SET PROBLEM — Copy each of the entries below word for word, leaving out the pictures.

TASK MATERIAL —
★ ★ ★ ★ ★ ★ ★
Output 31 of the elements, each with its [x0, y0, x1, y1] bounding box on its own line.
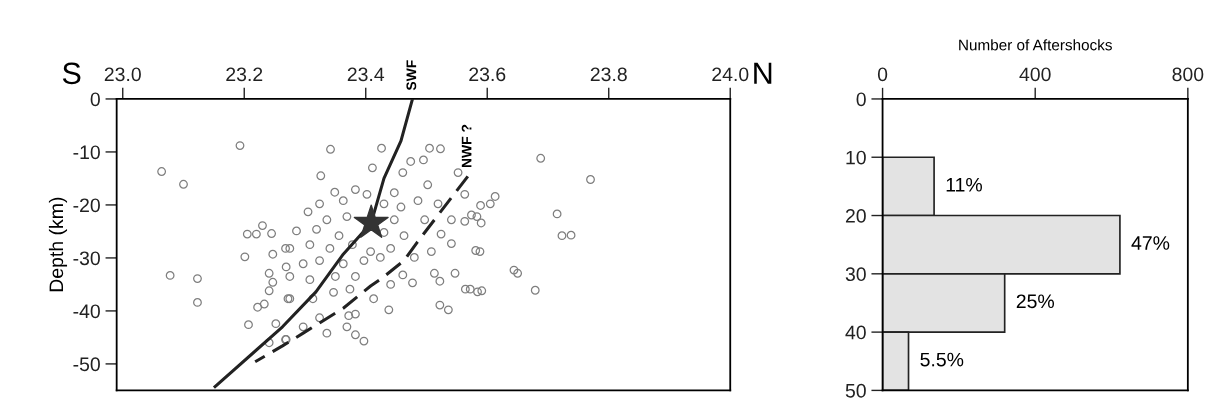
- annotation: 25%: [1016, 294, 1055, 309]
- y-tick-label: 0: [856, 92, 866, 107]
- annotation: 5.5%: [920, 352, 964, 367]
- x-tick-label: 23.6: [469, 67, 506, 82]
- y-axis-title: Depth (km): [48, 197, 68, 292]
- x-tick-label: 24.0: [712, 67, 749, 82]
- x-axis-title: Number of Aftershocks: [959, 39, 1112, 51]
- y-tick-label: 10: [846, 150, 866, 165]
- x-tick-label: 23.4: [347, 67, 385, 82]
- y-tick-label: 40: [845, 325, 866, 340]
- y-tick-label: -30: [73, 251, 100, 266]
- x-tick-label: 23.0: [104, 67, 141, 82]
- text: N: [754, 62, 772, 84]
- x-tick-label: 23.8: [590, 67, 627, 82]
- y-tick-label: -40: [73, 304, 100, 319]
- y-tick-label: -50: [73, 357, 100, 372]
- y-tick-label: -10: [73, 145, 100, 160]
- text: NWF ?: [461, 124, 472, 168]
- y-tick-label: -20: [73, 198, 100, 213]
- x-tick-label: 400: [1019, 67, 1051, 82]
- text: SWF: [406, 60, 417, 91]
- y-tick-label: 30: [845, 267, 866, 282]
- x-tick-label: 0: [877, 67, 888, 82]
- annotation: 47%: [1131, 236, 1170, 250]
- y-tick-label: 0: [90, 92, 100, 107]
- annotation: 11%: [946, 177, 982, 192]
- x-tick-label: 800: [1172, 67, 1204, 82]
- y-tick-label: 20: [845, 209, 866, 223]
- x-tick-label: 23.2: [226, 67, 263, 82]
- y-tick-label: 50: [845, 383, 866, 398]
- text: S: [62, 62, 81, 85]
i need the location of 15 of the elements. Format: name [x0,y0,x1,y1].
★ ★ ★ ★ ★ ★ ★
THE REPLY —
Output 31 of the elements, each with its [x0, y0, x1, y1] bounding box on its own line.
- annotation: 25%: [1016, 294, 1055, 309]
- y-tick-label: 0: [856, 92, 866, 107]
- annotation: 5.5%: [920, 352, 964, 367]
- x-tick-label: 23.6: [469, 67, 506, 82]
- y-axis-title: Depth (km): [48, 197, 68, 292]
- x-tick-label: 24.0: [712, 67, 749, 82]
- x-axis-title: Number of Aftershocks: [959, 39, 1112, 51]
- y-tick-label: 10: [846, 150, 866, 165]
- x-tick-label: 23.4: [347, 67, 385, 82]
- y-tick-label: 40: [845, 325, 866, 340]
- y-tick-label: -30: [73, 251, 100, 266]
- x-tick-label: 23.0: [104, 67, 141, 82]
- text: N: [754, 62, 772, 84]
- x-tick-label: 23.8: [590, 67, 627, 82]
- y-tick-label: -40: [73, 304, 100, 319]
- y-tick-label: -50: [73, 357, 100, 372]
- y-tick-label: -10: [73, 145, 100, 160]
- text: NWF ?: [461, 124, 472, 168]
- y-tick-label: -20: [73, 198, 100, 213]
- x-tick-label: 400: [1019, 67, 1051, 82]
- text: SWF: [406, 60, 417, 91]
- y-tick-label: 30: [845, 267, 866, 282]
- x-tick-label: 0: [877, 67, 888, 82]
- annotation: 47%: [1131, 236, 1170, 250]
- y-tick-label: 0: [90, 92, 100, 107]
- annotation: 11%: [946, 177, 982, 192]
- x-tick-label: 800: [1172, 67, 1204, 82]
- y-tick-label: 20: [845, 209, 866, 223]
- x-tick-label: 23.2: [226, 67, 263, 82]
- y-tick-label: 50: [845, 383, 866, 398]
- text: S: [62, 62, 81, 85]
i need the location of 15 of the elements. Format: name [x0,y0,x1,y1].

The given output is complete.